START

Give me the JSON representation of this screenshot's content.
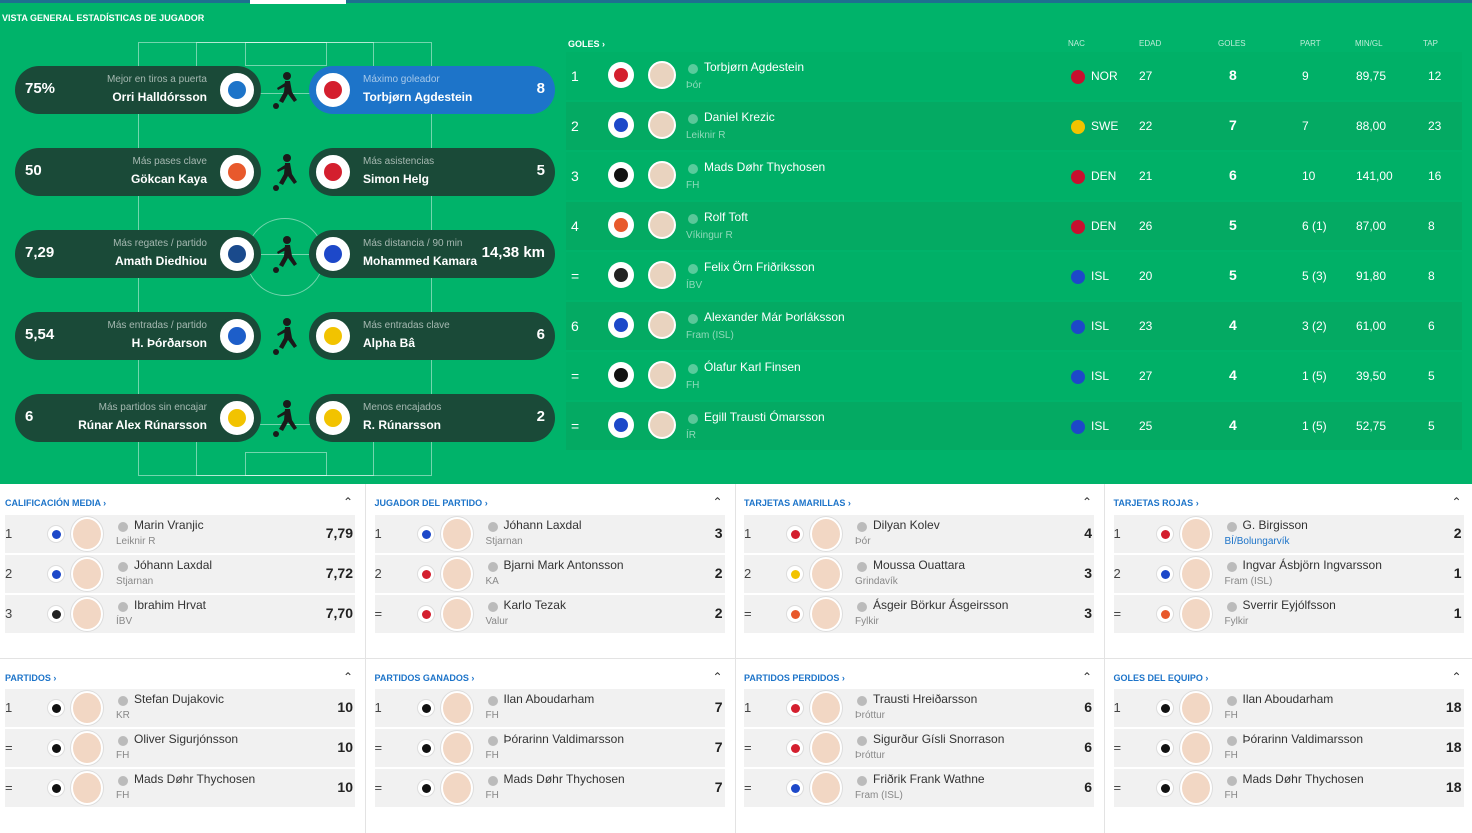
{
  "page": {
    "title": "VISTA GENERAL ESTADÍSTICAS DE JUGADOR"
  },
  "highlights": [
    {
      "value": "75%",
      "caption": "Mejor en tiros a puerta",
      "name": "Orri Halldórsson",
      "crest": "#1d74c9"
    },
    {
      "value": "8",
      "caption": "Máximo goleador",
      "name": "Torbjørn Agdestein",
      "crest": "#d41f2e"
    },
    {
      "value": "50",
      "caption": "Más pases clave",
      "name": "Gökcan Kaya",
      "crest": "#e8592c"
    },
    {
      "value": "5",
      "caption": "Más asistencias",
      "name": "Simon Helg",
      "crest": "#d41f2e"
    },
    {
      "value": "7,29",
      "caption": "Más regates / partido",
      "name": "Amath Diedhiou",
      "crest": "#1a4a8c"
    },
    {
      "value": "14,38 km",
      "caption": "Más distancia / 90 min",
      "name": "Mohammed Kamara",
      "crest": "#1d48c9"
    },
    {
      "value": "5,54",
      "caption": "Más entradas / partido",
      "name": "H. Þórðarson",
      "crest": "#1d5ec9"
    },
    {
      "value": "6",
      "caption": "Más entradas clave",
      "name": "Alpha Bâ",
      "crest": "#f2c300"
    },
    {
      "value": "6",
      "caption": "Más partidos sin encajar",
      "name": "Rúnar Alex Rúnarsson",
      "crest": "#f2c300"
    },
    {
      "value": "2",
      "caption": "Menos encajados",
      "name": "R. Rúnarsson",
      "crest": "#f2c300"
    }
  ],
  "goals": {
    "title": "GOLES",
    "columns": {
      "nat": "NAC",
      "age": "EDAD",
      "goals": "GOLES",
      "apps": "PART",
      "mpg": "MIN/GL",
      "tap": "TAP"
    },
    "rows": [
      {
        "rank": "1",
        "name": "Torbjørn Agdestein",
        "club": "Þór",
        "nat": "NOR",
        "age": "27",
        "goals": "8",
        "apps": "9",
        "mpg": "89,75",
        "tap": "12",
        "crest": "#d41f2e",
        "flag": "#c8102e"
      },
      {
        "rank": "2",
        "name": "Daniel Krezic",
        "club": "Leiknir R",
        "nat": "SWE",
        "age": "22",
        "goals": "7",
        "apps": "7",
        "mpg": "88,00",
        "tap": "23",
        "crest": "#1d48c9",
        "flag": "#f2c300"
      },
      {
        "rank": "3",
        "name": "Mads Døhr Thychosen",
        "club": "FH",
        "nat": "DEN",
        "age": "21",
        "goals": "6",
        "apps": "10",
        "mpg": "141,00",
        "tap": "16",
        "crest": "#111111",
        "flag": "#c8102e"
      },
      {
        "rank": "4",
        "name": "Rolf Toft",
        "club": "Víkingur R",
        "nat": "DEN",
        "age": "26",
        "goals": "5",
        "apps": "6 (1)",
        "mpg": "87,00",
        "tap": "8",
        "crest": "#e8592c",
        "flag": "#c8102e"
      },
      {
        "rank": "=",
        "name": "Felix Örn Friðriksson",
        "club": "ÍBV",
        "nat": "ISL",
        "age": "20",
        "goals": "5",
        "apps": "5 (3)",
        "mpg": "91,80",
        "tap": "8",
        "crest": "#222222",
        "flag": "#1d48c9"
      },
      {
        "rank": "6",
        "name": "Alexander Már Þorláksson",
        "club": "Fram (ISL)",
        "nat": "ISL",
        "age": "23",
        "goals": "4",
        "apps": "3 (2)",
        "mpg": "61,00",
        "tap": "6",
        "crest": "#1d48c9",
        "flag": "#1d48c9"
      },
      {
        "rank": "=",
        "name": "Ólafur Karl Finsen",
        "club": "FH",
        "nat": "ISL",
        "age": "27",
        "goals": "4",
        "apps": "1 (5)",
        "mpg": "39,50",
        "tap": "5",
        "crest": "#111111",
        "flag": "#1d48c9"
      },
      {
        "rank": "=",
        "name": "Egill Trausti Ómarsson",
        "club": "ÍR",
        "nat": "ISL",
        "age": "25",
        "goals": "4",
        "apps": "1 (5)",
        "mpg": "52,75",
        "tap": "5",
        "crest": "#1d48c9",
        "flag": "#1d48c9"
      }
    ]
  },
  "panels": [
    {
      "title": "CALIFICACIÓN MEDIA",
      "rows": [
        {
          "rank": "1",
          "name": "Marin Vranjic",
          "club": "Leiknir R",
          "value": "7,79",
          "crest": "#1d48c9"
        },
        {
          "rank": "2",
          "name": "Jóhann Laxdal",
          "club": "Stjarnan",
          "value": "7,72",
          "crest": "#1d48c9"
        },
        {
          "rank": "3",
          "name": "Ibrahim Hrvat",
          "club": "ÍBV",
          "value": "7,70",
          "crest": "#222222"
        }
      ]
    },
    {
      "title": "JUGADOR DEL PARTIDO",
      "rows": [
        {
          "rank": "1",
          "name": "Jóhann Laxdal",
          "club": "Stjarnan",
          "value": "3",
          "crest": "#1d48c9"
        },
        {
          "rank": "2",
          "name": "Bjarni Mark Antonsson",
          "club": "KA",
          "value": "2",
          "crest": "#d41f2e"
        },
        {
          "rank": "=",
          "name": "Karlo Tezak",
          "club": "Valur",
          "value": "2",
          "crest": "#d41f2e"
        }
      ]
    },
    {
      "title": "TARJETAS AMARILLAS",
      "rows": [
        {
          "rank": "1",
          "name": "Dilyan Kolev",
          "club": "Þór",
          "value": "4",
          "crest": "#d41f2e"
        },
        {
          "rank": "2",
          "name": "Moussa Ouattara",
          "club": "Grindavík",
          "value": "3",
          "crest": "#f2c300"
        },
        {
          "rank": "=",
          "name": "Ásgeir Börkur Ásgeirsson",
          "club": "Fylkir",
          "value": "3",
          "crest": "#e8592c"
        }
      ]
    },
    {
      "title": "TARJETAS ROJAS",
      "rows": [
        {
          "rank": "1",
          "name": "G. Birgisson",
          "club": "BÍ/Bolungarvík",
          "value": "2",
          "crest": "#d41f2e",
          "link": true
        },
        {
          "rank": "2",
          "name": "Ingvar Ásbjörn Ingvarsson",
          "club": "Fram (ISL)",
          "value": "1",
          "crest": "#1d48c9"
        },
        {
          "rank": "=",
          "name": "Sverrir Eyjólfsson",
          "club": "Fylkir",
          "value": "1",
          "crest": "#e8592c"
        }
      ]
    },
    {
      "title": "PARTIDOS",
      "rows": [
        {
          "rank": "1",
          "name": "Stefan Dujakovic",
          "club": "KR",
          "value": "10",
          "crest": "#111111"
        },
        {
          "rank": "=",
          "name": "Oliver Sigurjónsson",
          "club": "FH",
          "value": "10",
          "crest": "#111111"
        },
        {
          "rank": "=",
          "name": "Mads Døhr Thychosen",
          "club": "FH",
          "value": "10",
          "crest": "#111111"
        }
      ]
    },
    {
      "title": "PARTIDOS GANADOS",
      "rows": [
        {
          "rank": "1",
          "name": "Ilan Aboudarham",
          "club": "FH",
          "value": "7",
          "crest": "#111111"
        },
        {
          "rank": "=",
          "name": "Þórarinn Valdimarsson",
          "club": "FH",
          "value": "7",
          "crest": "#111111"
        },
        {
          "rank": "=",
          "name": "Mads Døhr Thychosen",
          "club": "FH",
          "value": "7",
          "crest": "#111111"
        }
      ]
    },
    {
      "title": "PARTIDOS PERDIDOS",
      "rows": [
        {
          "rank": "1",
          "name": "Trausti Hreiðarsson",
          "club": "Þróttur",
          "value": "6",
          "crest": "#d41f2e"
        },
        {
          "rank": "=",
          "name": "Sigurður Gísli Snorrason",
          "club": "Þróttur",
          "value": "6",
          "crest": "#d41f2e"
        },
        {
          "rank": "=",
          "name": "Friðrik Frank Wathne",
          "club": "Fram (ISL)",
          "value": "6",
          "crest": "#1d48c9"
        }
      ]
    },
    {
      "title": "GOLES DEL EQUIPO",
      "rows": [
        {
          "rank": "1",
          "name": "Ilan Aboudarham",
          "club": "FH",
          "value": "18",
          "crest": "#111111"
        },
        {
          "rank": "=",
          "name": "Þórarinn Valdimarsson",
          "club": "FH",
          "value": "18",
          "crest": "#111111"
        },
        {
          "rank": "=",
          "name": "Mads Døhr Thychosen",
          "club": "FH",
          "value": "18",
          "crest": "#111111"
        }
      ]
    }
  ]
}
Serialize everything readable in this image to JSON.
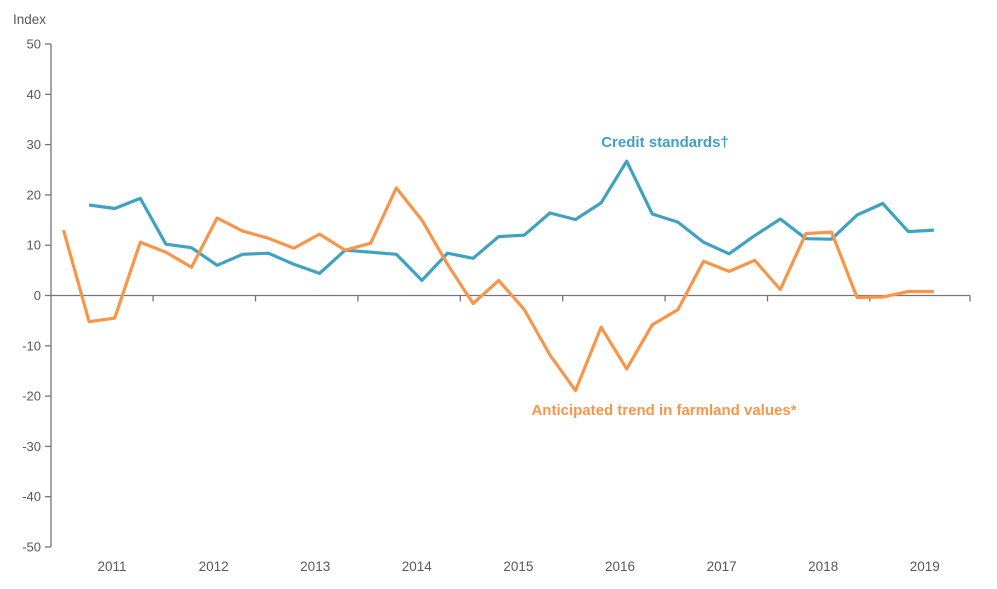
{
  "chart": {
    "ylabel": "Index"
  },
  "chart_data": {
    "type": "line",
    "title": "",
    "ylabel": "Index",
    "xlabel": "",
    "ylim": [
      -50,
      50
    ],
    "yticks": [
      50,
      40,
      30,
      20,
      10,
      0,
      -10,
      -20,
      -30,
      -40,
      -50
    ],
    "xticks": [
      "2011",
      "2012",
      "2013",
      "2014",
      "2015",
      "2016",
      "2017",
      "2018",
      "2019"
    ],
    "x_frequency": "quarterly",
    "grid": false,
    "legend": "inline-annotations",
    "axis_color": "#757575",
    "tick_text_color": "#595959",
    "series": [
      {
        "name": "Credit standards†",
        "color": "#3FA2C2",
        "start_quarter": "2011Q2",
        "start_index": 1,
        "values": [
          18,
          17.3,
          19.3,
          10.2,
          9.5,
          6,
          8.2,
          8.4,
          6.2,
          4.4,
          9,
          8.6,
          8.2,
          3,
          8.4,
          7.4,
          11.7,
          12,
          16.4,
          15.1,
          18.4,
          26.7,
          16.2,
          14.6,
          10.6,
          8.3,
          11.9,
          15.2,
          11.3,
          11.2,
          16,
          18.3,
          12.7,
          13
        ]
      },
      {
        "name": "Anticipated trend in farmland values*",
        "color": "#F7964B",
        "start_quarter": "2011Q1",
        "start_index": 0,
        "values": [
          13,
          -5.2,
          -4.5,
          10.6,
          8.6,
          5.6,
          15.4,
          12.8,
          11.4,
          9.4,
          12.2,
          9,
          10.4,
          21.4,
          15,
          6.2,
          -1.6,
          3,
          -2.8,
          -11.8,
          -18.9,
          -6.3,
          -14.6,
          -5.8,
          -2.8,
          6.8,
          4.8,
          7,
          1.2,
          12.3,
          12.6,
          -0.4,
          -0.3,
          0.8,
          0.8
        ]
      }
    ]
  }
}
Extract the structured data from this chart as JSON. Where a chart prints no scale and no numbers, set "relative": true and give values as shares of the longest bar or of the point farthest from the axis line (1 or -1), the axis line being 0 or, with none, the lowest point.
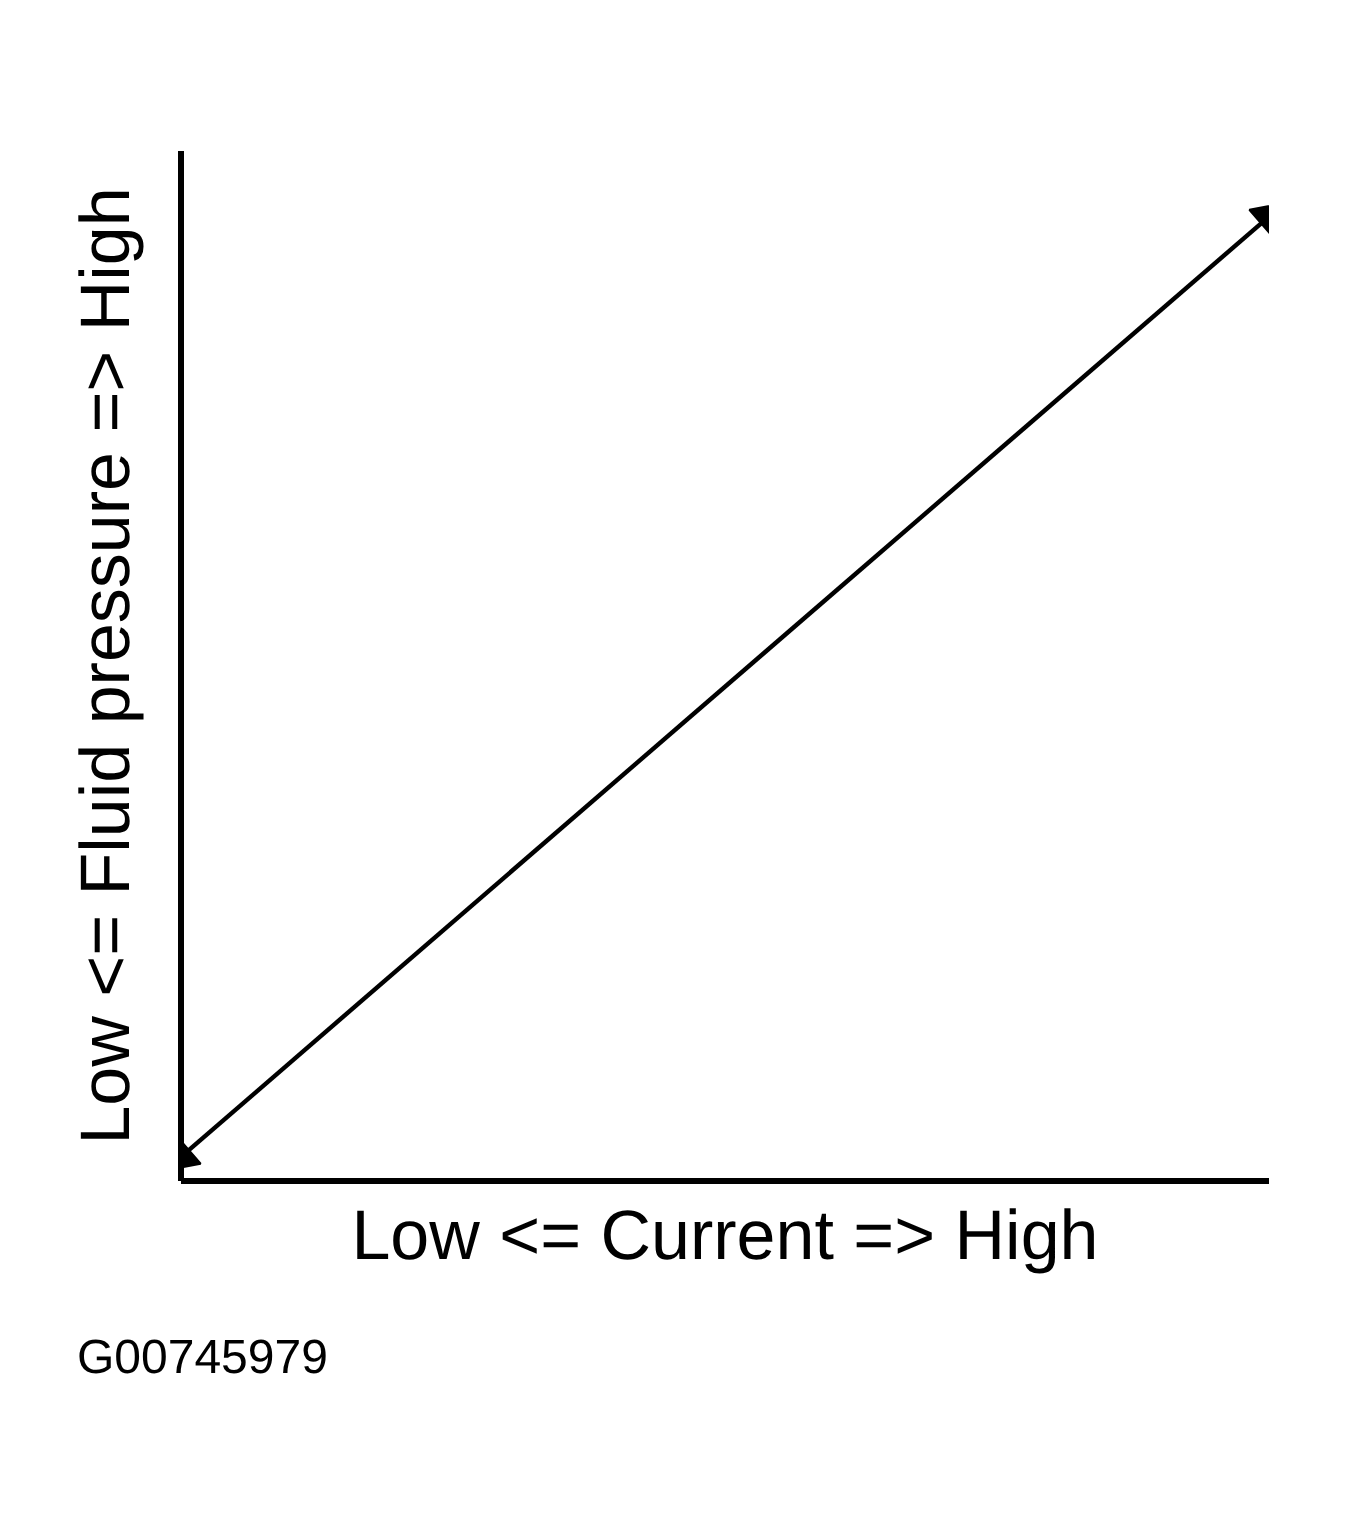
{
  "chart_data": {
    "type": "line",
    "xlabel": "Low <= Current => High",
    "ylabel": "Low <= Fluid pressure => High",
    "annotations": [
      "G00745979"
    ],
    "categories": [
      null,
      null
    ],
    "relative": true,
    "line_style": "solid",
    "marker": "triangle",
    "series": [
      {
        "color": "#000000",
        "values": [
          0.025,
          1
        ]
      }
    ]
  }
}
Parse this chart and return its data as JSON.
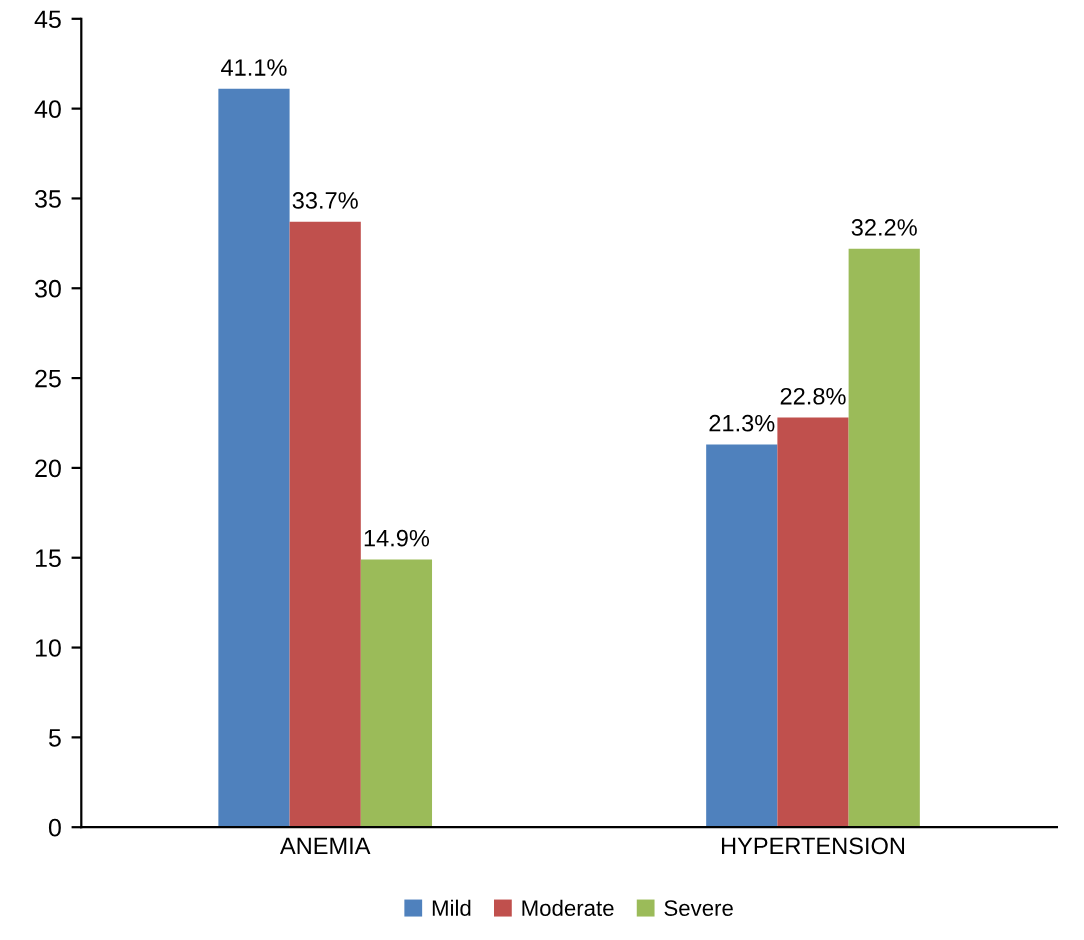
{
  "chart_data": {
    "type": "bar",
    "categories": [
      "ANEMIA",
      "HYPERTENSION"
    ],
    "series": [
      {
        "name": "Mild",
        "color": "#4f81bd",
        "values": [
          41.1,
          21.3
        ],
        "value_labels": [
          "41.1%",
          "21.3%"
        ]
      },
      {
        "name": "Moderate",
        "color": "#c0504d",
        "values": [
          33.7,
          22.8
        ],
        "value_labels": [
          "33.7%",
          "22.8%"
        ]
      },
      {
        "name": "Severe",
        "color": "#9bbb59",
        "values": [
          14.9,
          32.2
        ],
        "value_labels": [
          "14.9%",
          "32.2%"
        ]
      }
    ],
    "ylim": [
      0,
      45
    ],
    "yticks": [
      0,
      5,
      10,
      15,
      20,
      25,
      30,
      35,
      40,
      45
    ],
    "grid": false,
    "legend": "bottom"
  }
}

END

EXERCISE GOAL — Take every line from the data above that holds "relative" and copy it out.

SOLUTION —
Extract the structured data from this chart as JSON. Where a chart prints no scale and no numbers, set "relative": true and give values as shares of the longest bar or of the point farthest from the axis line (1 or -1), the axis line being 0 or, with none, the lowest point.
    "relative": true,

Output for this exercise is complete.